- **Problem to work on**
Pictures aside, return every line below exactly as written.
*** Opening Material supplied ***
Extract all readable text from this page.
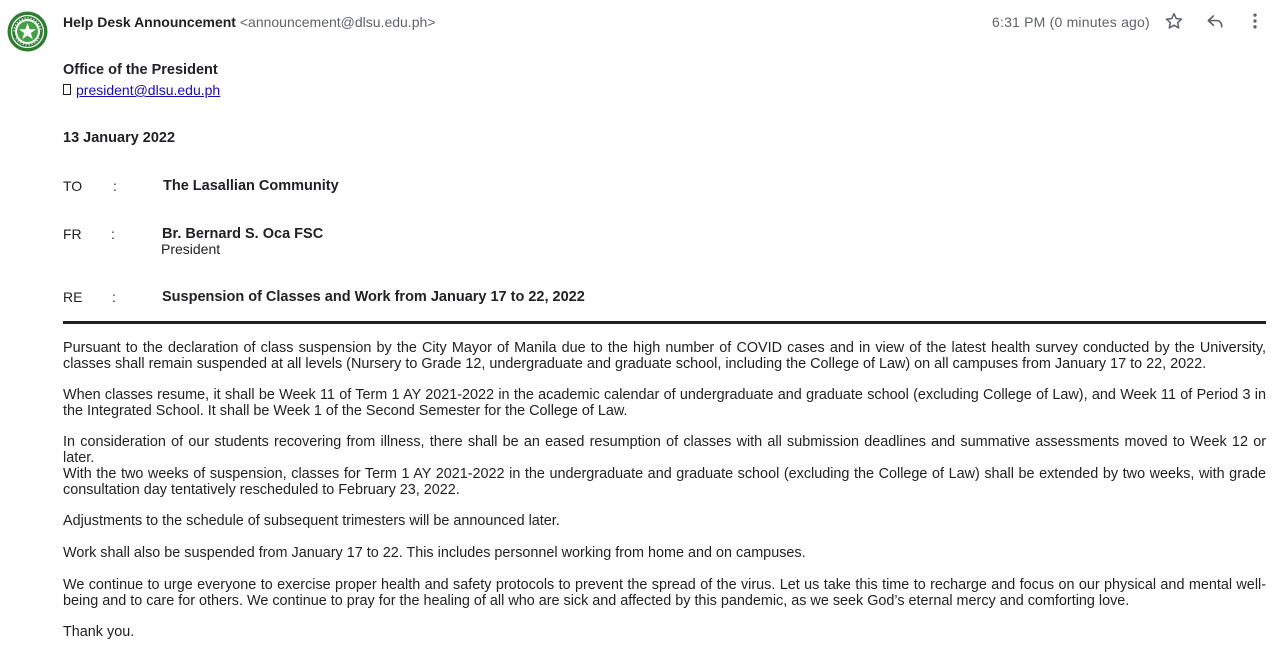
Help Desk Announcement <announcement@dlsu.edu.ph>	6:31 PM (0 minutes ago)
Office of the President
president@dlsu.edu.ph
13 January 2022
TO :	The Lasallian Community
FR :	Br. Bernard S. Oca FSC
President
RE :	Suspension of Classes and Work from January 17 to 22, 2022

Pursuant to the declaration of class suspension by the City Mayor of Manila due to the high number of COVID cases and in view of the latest health survey conducted by the University, classes shall remain suspended at all levels (Nursery to Grade 12, undergraduate and graduate school, including the College of Law) on all campuses from January 17 to 22, 2022.

When classes resume, it shall be Week 11 of Term 1 AY 2021-2022 in the academic calendar of undergraduate and graduate school (excluding College of Law), and Week 11 of Period 3 in the Integrated School. It shall be Week 1 of the Second Semester for the College of Law.

In consideration of our students recovering from illness, there shall be an eased resumption of classes with all submission deadlines and summative assessments moved to Week 12 or later.

With the two weeks of suspension, classes for Term 1 AY 2021-2022 in the undergraduate and graduate school (excluding the College of Law) shall be extended by two weeks, with grade consultation day tentatively rescheduled to February 23, 2022.

Adjustments to the schedule of subsequent trimesters will be announced later.

Work shall also be suspended from January 17 to 22. This includes personnel working from home and on campuses.

We continue to urge everyone to exercise proper health and safety protocols to prevent the spread of the virus. Let us take this time to recharge and focus on our physical and mental well-being and to care for others. We continue to pray for the healing of all who are sick and affected by this pandemic, as we seek God’s eternal mercy and comforting love.

Thank you.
*** Closing Material supplied ***
- **Output below**
Extract all readable text from this page.
Help Desk Announcement <announcement@dlsu.edu.ph>	6:31 PM (0 minutes ago)
Office of the President
president@dlsu.edu.ph
13 January 2022
TO :	The Lasallian Community
FR :	Br. Bernard S. Oca FSC
President
RE :	Suspension of Classes and Work from January 17 to 22, 2022

Pursuant to the declaration of class suspension by the City Mayor of Manila due to the high number of COVID cases and in view of the latest health survey conducted by the University, classes shall remain suspended at all levels (Nursery to Grade 12, undergraduate and graduate school, including the College of Law) on all campuses from January 17 to 22, 2022.

When classes resume, it shall be Week 11 of Term 1 AY 2021-2022 in the academic calendar of undergraduate and graduate school (excluding College of Law), and Week 11 of Period 3 in the Integrated School. It shall be Week 1 of the Second Semester for the College of Law.

In consideration of our students recovering from illness, there shall be an eased resumption of classes with all submission deadlines and summative assessments moved to Week 12 or later.

With the two weeks of suspension, classes for Term 1 AY 2021-2022 in the undergraduate and graduate school (excluding the College of Law) shall be extended by two weeks, with grade consultation day tentatively rescheduled to February 23, 2022.

Adjustments to the schedule of subsequent trimesters will be announced later.

Work shall also be suspended from January 17 to 22. This includes personnel working from home and on campuses.

We continue to urge everyone to exercise proper health and safety protocols to prevent the spread of the virus. Let us take this time to recharge and focus on our physical and mental well-being and to care for others. We continue to pray for the healing of all who are sick and affected by this pandemic, as we seek God’s eternal mercy and comforting love.

Thank you.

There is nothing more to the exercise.